### THE TASK
Return the entries verbatim and drop every picture.

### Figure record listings
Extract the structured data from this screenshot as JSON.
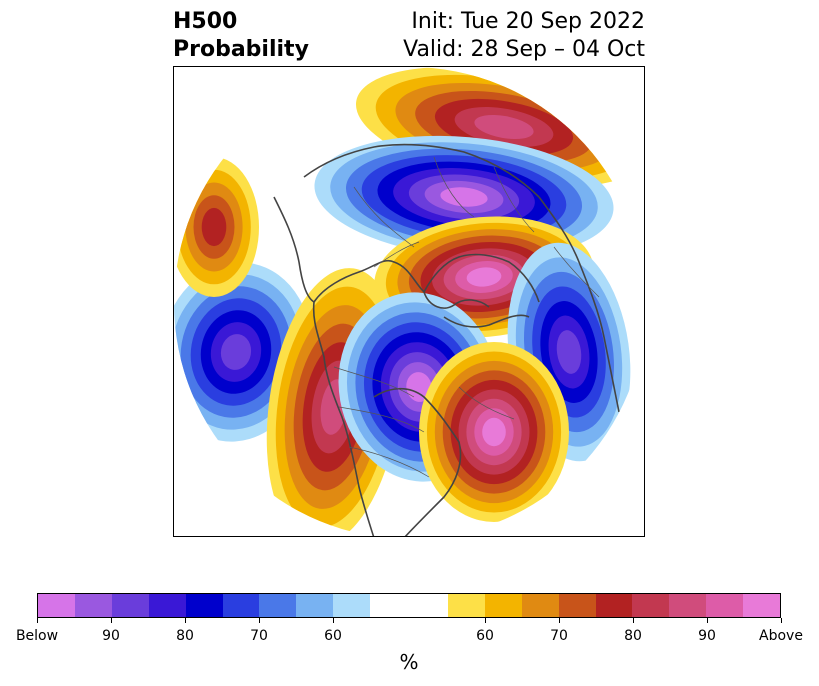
{
  "title": {
    "left_line1": "H500",
    "left_line2": "Probability",
    "right_line1": "Init: Tue 20 Sep 2022",
    "right_line2": "Valid: 28 Sep – 04 Oct"
  },
  "colorbar": {
    "unit": "%",
    "below_colors": [
      "#d674e8",
      "#9a58e0",
      "#6a3ddb",
      "#3a18d6",
      "#0000cc",
      "#2a3ee0",
      "#4a78e8",
      "#78b2f2",
      "#acdcfa"
    ],
    "neutral_color": "#ffffff",
    "above_colors": [
      "#fde047",
      "#f3b400",
      "#e08a12",
      "#c8541a",
      "#b22222",
      "#c23850",
      "#d04c7c",
      "#dd5ca8",
      "#e87ad8"
    ],
    "tick_labels": [
      "Below",
      "90",
      "80",
      "70",
      "60",
      "60",
      "70",
      "80",
      "90",
      "Above"
    ]
  },
  "map": {
    "projection": "polar-stereographic-north",
    "anomalies": [
      {
        "region": "north-atlantic-scandinavia",
        "sign": "above",
        "max_level": 80
      },
      {
        "region": "greenland-arctic",
        "sign": "below",
        "max_level": 90
      },
      {
        "region": "east-siberia",
        "sign": "above",
        "max_level": 90
      },
      {
        "region": "north-pacific",
        "sign": "below",
        "max_level": 80
      },
      {
        "region": "west-north-america",
        "sign": "above",
        "max_level": 80
      },
      {
        "region": "central-canada",
        "sign": "below",
        "max_level": 90
      },
      {
        "region": "northwest-pacific-asia",
        "sign": "below",
        "max_level": 80
      },
      {
        "region": "japan-west-pacific",
        "sign": "above",
        "max_level": 90
      },
      {
        "region": "central-asia",
        "sign": "above",
        "max_level": 70
      }
    ]
  }
}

### WRITTEN ANSWER
Extract the structured data from this screenshot as JSON.
{
  "title": {
    "left_line1": "H500",
    "left_line2": "Probability",
    "right_line1": "Init: Tue 20 Sep 2022",
    "right_line2": "Valid: 28 Sep – 04 Oct"
  },
  "colorbar": {
    "unit": "%",
    "below_colors": [
      "#d674e8",
      "#9a58e0",
      "#6a3ddb",
      "#3a18d6",
      "#0000cc",
      "#2a3ee0",
      "#4a78e8",
      "#78b2f2",
      "#acdcfa"
    ],
    "neutral_color": "#ffffff",
    "above_colors": [
      "#fde047",
      "#f3b400",
      "#e08a12",
      "#c8541a",
      "#b22222",
      "#c23850",
      "#d04c7c",
      "#dd5ca8",
      "#e87ad8"
    ],
    "tick_labels": [
      "Below",
      "90",
      "80",
      "70",
      "60",
      "60",
      "70",
      "80",
      "90",
      "Above"
    ]
  },
  "map": {
    "projection": "polar-stereographic-north",
    "anomalies": [
      {
        "region": "north-atlantic-scandinavia",
        "sign": "above",
        "max_level": 80
      },
      {
        "region": "greenland-arctic",
        "sign": "below",
        "max_level": 90
      },
      {
        "region": "east-siberia",
        "sign": "above",
        "max_level": 90
      },
      {
        "region": "north-pacific",
        "sign": "below",
        "max_level": 80
      },
      {
        "region": "west-north-america",
        "sign": "above",
        "max_level": 80
      },
      {
        "region": "central-canada",
        "sign": "below",
        "max_level": 90
      },
      {
        "region": "northwest-pacific-asia",
        "sign": "below",
        "max_level": 80
      },
      {
        "region": "japan-west-pacific",
        "sign": "above",
        "max_level": 90
      },
      {
        "region": "central-asia",
        "sign": "above",
        "max_level": 70
      }
    ]
  }
}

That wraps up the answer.